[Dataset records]
/---
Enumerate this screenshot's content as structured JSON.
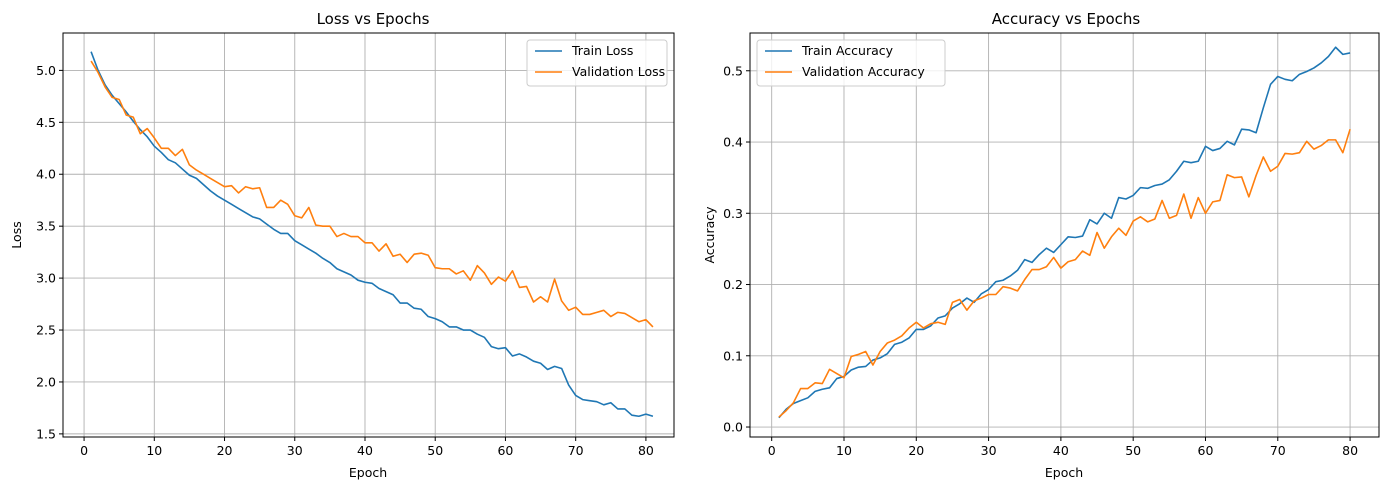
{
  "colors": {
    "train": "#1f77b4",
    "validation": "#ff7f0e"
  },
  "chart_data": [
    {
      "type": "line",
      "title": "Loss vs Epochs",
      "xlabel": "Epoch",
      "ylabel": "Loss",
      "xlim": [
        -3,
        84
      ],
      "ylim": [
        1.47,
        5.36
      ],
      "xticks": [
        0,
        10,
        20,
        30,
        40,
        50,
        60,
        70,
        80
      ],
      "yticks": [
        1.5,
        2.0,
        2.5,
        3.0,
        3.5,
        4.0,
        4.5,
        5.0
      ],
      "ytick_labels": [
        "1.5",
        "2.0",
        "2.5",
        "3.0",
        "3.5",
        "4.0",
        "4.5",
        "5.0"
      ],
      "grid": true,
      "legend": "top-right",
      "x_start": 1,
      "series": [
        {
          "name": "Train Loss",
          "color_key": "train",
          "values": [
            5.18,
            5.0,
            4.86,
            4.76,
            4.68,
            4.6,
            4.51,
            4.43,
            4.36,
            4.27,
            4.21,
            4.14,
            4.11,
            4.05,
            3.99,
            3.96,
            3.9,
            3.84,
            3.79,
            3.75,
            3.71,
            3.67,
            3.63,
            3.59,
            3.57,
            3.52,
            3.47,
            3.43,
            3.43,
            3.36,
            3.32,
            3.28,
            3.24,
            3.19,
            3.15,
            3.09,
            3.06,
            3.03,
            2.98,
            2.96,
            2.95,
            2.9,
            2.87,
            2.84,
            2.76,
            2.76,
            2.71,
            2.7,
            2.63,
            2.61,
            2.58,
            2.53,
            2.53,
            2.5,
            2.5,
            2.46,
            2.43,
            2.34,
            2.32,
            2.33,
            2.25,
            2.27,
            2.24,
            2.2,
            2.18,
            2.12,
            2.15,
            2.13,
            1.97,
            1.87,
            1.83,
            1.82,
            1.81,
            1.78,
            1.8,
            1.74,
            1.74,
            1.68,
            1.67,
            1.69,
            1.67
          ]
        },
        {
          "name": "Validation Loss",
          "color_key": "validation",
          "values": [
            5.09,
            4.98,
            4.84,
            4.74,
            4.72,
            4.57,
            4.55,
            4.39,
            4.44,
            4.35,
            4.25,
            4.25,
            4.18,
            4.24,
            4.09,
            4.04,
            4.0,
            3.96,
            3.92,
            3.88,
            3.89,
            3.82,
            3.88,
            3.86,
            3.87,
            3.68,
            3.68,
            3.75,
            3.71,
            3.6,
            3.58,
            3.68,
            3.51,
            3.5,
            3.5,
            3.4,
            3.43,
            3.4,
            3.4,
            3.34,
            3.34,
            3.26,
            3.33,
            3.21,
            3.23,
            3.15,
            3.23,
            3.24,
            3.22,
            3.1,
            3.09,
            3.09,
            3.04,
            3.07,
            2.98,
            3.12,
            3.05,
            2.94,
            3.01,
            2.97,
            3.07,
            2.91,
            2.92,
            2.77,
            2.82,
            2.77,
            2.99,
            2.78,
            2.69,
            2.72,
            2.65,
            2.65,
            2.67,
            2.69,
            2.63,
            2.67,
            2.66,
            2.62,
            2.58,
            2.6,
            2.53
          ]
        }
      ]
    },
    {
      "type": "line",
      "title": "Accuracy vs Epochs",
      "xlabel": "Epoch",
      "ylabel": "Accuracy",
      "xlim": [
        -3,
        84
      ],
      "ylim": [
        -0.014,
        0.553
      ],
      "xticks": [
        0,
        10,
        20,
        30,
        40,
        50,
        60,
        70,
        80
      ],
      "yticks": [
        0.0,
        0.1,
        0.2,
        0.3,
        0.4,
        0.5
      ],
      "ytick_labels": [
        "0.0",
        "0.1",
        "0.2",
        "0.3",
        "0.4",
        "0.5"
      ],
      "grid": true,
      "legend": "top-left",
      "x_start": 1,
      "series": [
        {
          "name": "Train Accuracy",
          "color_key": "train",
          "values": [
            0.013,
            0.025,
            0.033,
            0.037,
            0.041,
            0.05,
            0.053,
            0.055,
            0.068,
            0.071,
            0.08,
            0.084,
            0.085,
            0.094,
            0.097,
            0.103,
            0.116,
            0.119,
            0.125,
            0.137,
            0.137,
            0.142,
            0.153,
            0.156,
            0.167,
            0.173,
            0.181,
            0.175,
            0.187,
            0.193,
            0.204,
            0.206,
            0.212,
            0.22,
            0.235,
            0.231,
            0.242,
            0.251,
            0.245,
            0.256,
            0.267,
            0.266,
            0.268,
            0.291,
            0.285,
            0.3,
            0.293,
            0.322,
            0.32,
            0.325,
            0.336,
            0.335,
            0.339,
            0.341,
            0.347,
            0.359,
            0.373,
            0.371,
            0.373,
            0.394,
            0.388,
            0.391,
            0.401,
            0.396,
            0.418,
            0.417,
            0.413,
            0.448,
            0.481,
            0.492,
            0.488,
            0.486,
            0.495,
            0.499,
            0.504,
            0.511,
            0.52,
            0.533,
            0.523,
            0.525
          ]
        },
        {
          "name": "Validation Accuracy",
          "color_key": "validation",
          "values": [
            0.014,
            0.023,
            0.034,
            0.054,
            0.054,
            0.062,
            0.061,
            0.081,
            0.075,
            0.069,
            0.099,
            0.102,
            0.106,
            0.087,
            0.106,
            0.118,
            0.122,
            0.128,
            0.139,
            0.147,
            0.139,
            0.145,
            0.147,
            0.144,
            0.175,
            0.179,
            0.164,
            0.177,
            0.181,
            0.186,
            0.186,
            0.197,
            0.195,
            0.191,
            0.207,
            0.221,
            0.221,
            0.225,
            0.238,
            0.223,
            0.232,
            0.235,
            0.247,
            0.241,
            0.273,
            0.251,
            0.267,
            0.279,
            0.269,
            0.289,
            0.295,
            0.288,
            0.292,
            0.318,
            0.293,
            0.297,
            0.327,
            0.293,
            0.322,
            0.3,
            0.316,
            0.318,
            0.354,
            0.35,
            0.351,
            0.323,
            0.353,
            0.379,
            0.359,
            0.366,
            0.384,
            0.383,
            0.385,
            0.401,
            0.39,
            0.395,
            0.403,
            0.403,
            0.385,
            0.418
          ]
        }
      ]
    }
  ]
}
\---
/---
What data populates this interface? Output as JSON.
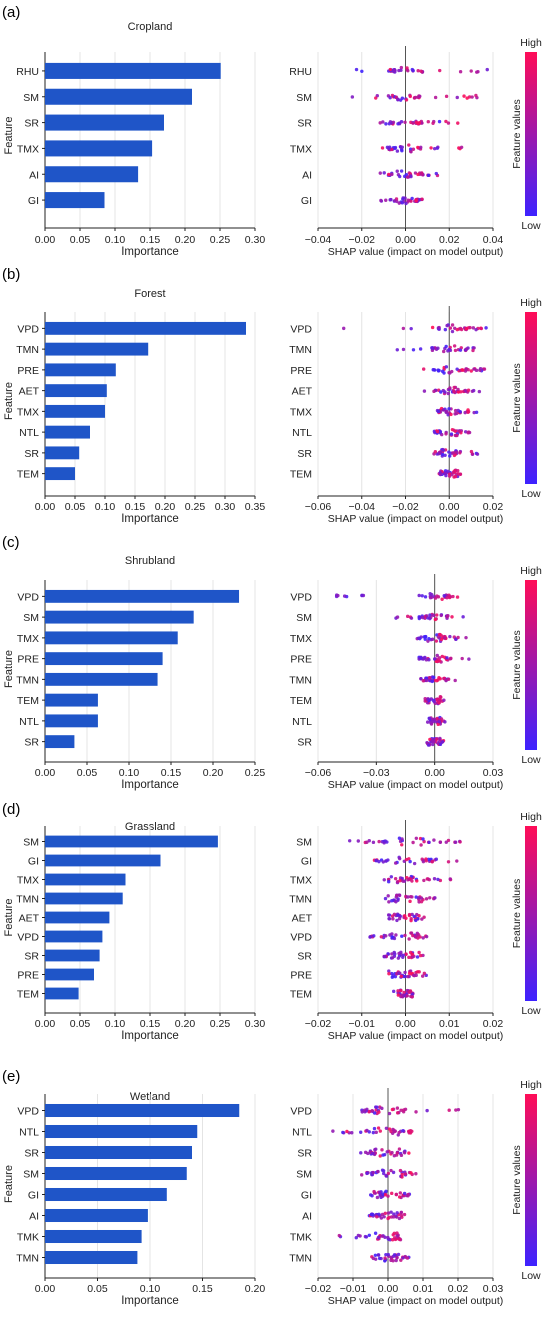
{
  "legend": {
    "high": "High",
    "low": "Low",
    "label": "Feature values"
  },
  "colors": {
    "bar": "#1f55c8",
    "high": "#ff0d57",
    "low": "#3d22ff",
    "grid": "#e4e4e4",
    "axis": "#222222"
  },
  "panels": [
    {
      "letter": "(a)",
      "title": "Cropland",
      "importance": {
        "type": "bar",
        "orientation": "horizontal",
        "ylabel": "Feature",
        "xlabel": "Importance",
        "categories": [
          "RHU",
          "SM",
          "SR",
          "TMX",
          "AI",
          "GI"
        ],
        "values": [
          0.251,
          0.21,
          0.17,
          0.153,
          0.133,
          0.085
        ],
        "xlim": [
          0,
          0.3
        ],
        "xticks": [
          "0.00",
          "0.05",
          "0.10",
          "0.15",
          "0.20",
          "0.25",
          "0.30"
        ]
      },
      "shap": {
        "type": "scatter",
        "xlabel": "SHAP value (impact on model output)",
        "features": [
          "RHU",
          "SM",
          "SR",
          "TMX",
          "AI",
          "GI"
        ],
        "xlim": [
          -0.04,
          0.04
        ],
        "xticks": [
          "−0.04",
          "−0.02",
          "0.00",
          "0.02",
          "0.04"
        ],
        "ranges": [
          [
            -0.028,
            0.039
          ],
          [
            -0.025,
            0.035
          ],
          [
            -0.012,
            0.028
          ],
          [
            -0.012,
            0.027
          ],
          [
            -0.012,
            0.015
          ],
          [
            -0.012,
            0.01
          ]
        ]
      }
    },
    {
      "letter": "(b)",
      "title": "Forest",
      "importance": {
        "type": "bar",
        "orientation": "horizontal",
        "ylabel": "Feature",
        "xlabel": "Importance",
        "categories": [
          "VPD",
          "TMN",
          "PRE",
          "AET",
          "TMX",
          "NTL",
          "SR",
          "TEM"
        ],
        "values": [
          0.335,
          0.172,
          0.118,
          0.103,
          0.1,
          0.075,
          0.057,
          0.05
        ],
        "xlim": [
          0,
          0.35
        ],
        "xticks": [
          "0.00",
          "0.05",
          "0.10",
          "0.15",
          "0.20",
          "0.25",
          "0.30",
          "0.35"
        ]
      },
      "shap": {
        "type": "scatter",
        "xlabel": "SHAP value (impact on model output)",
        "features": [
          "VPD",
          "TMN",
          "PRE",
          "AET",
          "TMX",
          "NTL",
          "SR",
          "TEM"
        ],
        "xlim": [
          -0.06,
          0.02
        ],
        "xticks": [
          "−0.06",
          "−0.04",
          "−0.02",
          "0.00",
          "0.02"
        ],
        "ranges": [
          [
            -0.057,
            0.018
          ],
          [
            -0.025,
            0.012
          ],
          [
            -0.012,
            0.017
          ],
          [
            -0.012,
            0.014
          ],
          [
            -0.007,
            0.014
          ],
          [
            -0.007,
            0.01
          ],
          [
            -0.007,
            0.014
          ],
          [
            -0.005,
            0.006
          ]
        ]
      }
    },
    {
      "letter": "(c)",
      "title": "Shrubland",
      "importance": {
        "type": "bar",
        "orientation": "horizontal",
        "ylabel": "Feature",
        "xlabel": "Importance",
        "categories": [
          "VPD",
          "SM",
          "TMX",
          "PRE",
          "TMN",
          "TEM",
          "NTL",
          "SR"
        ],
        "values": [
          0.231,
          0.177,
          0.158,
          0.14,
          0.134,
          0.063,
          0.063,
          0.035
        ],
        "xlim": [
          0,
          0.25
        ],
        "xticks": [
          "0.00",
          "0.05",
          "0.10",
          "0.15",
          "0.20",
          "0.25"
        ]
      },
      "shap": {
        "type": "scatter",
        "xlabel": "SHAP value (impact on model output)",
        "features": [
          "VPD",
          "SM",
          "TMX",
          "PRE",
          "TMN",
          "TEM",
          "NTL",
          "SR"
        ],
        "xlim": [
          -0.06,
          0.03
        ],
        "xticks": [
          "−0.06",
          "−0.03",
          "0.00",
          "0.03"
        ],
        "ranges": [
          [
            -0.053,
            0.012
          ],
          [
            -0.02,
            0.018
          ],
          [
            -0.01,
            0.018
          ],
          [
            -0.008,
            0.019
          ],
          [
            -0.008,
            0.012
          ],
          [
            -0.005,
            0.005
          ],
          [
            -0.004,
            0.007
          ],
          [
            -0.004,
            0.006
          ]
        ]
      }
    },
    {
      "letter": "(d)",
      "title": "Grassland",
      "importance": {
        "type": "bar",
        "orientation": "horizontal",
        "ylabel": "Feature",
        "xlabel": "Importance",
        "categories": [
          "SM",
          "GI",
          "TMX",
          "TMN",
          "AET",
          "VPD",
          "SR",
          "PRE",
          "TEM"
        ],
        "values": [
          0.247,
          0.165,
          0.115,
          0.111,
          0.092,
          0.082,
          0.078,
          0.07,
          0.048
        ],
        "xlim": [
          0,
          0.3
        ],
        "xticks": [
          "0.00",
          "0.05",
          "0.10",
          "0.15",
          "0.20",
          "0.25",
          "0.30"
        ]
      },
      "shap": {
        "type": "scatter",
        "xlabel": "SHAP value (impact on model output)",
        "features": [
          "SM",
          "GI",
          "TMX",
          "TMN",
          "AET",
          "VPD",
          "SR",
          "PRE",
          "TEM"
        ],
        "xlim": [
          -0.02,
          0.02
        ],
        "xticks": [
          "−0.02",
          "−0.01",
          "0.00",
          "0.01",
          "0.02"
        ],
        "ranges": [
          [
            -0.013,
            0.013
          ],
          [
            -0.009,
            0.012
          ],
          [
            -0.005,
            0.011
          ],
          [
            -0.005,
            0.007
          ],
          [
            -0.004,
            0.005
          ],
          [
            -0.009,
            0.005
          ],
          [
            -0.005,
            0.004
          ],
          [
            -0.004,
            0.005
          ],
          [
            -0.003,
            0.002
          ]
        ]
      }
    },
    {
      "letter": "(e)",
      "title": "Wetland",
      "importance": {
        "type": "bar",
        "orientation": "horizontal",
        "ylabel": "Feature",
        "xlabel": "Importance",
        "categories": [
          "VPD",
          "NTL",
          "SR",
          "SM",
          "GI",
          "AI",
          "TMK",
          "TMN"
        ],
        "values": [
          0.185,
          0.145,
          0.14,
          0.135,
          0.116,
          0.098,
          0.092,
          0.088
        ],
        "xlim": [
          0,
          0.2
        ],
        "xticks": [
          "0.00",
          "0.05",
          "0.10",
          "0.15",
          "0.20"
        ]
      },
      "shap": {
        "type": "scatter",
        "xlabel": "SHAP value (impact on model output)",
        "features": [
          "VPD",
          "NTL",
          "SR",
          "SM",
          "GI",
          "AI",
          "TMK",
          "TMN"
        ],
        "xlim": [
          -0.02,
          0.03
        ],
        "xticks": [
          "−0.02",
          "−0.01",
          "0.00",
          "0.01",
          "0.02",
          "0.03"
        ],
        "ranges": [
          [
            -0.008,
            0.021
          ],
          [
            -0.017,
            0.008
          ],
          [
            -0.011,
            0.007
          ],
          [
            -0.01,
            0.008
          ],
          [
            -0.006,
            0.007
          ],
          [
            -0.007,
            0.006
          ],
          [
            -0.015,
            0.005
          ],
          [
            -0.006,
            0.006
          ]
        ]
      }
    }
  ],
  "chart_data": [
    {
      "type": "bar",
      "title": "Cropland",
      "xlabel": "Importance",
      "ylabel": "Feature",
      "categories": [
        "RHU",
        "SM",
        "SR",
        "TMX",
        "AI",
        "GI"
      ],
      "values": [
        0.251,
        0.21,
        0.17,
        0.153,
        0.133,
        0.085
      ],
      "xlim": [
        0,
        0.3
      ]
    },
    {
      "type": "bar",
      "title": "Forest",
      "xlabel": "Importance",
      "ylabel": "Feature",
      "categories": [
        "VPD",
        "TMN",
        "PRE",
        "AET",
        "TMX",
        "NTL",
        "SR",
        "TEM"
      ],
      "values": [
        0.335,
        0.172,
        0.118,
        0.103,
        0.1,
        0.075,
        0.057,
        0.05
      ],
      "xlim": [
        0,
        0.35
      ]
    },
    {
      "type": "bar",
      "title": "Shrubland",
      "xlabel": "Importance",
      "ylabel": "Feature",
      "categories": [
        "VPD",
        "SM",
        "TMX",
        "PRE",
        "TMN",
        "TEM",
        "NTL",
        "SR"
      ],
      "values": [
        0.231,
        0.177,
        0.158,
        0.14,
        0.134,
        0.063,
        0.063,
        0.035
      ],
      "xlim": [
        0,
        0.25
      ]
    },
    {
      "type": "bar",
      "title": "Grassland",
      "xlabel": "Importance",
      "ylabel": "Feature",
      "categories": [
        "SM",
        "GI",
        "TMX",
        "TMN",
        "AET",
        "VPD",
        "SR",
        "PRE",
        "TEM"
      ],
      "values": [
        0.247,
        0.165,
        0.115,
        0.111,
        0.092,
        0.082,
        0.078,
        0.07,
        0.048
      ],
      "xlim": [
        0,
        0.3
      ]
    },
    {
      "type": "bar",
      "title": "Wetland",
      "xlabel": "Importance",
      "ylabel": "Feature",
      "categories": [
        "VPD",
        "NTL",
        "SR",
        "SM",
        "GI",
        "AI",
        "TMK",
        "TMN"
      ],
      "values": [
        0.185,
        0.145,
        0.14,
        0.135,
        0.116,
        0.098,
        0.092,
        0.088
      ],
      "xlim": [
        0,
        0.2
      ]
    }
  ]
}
\---
- _Problem_: Pull every line containing "Loss" from the material above.

- _Problem solution_:
      "title": "Loss vs Epochs",
      "ylabel": "Loss",
          "name": "Train Loss",
          "name": "Validation Loss",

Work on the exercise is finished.